*The problem*
For each line in the data below that holds "임시국회에서", return a copy.

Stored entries
▼▼▼

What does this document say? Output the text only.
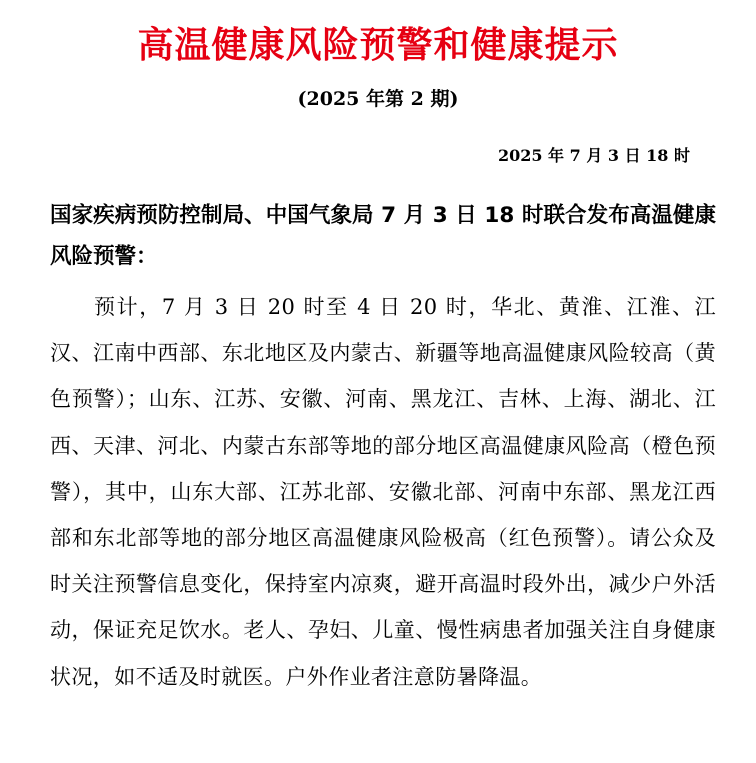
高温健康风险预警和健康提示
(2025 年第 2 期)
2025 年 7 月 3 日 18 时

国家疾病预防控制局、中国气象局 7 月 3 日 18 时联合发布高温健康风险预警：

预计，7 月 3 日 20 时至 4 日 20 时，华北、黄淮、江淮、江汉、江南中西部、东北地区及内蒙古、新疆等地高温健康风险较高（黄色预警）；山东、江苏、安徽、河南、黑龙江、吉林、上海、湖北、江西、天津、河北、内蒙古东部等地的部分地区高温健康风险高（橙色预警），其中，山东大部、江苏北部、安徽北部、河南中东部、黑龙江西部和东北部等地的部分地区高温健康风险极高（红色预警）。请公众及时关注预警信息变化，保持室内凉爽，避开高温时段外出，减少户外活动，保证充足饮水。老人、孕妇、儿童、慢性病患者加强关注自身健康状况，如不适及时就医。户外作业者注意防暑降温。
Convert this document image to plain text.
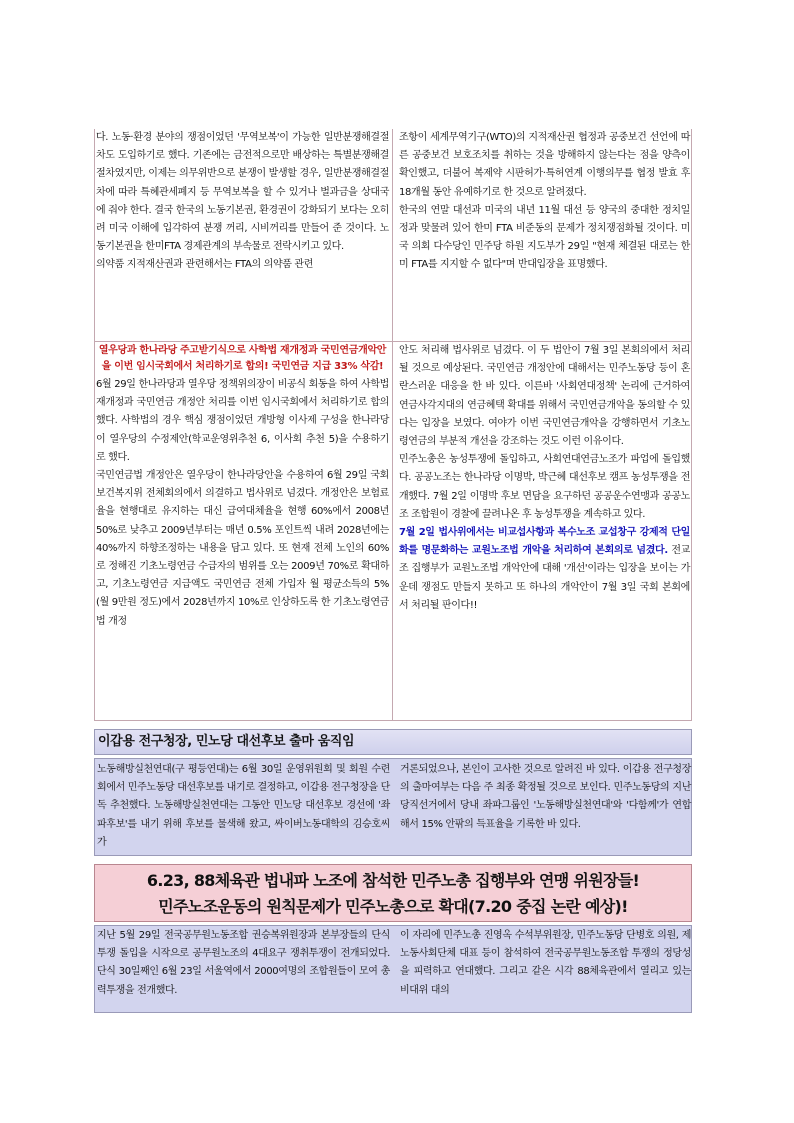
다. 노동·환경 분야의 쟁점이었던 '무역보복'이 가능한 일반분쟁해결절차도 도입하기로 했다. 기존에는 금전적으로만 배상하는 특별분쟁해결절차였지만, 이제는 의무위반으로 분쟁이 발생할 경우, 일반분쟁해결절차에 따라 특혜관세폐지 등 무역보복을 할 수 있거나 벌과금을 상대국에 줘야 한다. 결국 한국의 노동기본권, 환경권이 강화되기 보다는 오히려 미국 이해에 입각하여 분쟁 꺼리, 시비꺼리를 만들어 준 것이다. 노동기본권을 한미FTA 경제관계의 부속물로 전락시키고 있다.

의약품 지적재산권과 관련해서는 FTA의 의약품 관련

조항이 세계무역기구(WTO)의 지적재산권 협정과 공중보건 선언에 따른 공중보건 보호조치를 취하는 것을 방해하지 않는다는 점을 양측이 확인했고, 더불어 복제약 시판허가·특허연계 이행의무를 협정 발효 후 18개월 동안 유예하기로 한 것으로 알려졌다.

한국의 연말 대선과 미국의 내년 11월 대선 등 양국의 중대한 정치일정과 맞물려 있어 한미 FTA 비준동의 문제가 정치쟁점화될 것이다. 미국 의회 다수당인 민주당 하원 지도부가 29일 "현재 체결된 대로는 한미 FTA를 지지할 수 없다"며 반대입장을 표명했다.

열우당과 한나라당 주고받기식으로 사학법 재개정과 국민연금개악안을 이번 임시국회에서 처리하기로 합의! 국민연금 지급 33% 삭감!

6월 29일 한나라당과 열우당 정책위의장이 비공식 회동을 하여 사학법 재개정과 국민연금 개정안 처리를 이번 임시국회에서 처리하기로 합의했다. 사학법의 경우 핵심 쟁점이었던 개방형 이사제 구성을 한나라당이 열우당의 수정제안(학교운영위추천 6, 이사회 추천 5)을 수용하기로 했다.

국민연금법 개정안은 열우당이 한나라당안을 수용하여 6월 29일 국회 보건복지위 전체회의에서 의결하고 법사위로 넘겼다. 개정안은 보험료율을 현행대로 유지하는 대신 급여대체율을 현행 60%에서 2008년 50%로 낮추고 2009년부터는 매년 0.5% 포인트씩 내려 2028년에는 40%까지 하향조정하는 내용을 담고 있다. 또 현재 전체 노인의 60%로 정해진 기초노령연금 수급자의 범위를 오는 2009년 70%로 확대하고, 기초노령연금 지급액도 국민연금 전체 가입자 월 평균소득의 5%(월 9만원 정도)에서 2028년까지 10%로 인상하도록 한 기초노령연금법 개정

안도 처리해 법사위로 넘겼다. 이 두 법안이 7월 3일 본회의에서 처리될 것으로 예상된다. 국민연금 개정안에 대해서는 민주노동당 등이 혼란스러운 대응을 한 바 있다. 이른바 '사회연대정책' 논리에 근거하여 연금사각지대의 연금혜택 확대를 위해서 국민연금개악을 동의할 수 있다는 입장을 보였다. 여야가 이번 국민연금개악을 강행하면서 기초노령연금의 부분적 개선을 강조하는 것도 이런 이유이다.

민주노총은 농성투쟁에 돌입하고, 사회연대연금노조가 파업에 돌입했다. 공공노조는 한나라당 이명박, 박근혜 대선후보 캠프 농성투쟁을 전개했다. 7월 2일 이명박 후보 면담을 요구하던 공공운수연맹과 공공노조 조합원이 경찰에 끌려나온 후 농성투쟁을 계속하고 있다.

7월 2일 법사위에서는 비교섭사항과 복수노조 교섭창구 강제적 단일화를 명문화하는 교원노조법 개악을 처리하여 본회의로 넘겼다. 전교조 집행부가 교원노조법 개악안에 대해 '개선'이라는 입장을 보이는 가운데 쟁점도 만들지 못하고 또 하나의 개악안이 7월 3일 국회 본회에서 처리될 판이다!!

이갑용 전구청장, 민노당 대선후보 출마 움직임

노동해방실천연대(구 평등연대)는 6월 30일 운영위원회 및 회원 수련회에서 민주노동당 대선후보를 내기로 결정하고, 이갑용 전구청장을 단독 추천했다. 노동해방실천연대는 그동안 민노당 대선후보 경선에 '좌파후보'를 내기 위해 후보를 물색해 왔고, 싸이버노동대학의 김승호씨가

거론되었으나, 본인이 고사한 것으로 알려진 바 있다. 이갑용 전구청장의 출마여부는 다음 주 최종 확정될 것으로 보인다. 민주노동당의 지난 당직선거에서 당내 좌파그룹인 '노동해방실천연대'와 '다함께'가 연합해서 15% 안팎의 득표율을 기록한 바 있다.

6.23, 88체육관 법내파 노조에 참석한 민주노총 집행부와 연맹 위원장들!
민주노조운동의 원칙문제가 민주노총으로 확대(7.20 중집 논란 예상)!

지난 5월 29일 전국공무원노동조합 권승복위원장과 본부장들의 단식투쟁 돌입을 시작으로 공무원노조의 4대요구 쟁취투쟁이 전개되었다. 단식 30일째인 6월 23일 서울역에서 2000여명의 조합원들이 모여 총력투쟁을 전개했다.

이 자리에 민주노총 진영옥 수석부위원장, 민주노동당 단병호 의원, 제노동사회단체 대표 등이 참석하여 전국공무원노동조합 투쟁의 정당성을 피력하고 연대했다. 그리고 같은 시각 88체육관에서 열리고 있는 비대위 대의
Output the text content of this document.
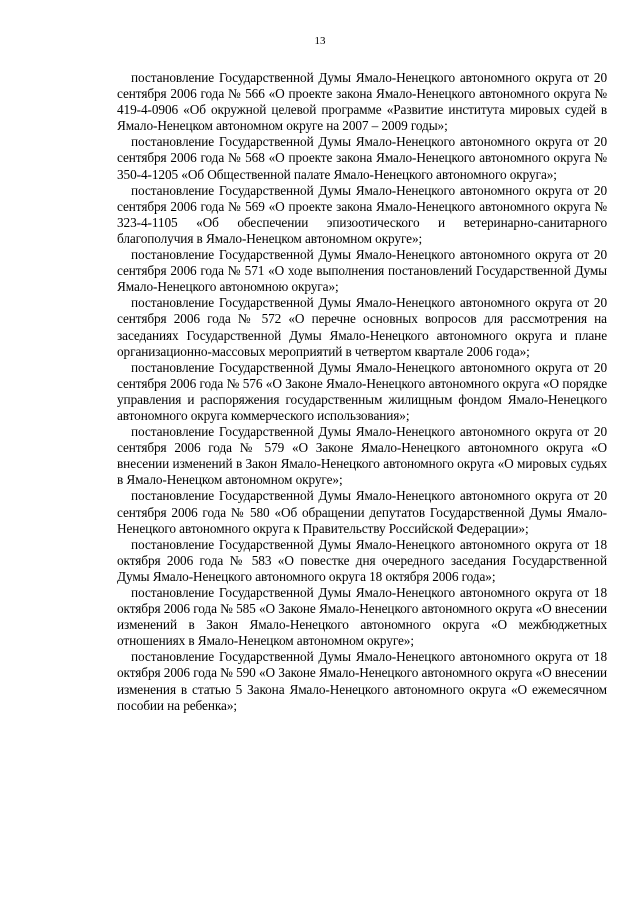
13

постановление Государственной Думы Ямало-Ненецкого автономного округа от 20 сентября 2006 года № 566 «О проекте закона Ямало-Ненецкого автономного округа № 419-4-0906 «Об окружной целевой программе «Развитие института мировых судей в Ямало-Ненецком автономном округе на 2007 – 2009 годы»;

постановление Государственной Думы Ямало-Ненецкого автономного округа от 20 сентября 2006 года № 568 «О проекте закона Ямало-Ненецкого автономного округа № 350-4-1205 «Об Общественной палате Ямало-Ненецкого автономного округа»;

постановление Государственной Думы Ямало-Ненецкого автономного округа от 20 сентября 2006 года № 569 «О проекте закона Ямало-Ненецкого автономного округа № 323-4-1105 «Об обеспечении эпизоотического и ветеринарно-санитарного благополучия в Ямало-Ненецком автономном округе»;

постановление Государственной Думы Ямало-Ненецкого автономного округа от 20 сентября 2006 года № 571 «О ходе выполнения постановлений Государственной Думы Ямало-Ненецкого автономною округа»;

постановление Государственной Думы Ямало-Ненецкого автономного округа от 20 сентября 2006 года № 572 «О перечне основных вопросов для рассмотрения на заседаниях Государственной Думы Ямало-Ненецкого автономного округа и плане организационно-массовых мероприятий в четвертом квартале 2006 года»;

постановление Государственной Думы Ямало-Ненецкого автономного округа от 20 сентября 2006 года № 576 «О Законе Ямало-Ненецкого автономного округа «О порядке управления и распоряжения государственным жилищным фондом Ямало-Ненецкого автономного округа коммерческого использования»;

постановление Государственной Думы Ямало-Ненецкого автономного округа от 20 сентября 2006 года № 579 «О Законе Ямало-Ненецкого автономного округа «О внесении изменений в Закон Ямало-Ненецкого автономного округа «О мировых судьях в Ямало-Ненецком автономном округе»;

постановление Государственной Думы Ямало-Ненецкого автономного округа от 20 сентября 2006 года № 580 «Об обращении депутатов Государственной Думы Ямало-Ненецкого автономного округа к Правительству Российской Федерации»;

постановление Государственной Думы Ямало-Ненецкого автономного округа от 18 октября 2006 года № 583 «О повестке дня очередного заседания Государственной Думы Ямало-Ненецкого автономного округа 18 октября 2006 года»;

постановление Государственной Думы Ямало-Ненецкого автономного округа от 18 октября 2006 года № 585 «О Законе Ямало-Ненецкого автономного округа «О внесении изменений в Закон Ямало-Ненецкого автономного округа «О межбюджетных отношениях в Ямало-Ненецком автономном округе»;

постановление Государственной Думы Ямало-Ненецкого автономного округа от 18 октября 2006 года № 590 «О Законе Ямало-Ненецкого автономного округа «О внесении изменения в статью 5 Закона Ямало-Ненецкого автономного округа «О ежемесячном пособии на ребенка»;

▲▲▲

*Result of the task*
열우당과 한나라당 주고받기식으로 사학법 재개정과 국민연금개악안을 이번 임시국회에서 처리하기로 합의! 국민연금 지급 33% 삭감!
6월 29일 한나라당과 열우당 정책위의장이 비공식 회동을 하여 사학법 재개정과 국민연금 개정안 처리를 이번 임시국회에서 처리하기로 합의했다. 사학법의 경우 핵심 쟁점이었던 개방형 이사제 구성을 한나라당이 열우당의 수정제안(학교운영위추천 6, 이사회 추천 5)을 수용하기로 했다.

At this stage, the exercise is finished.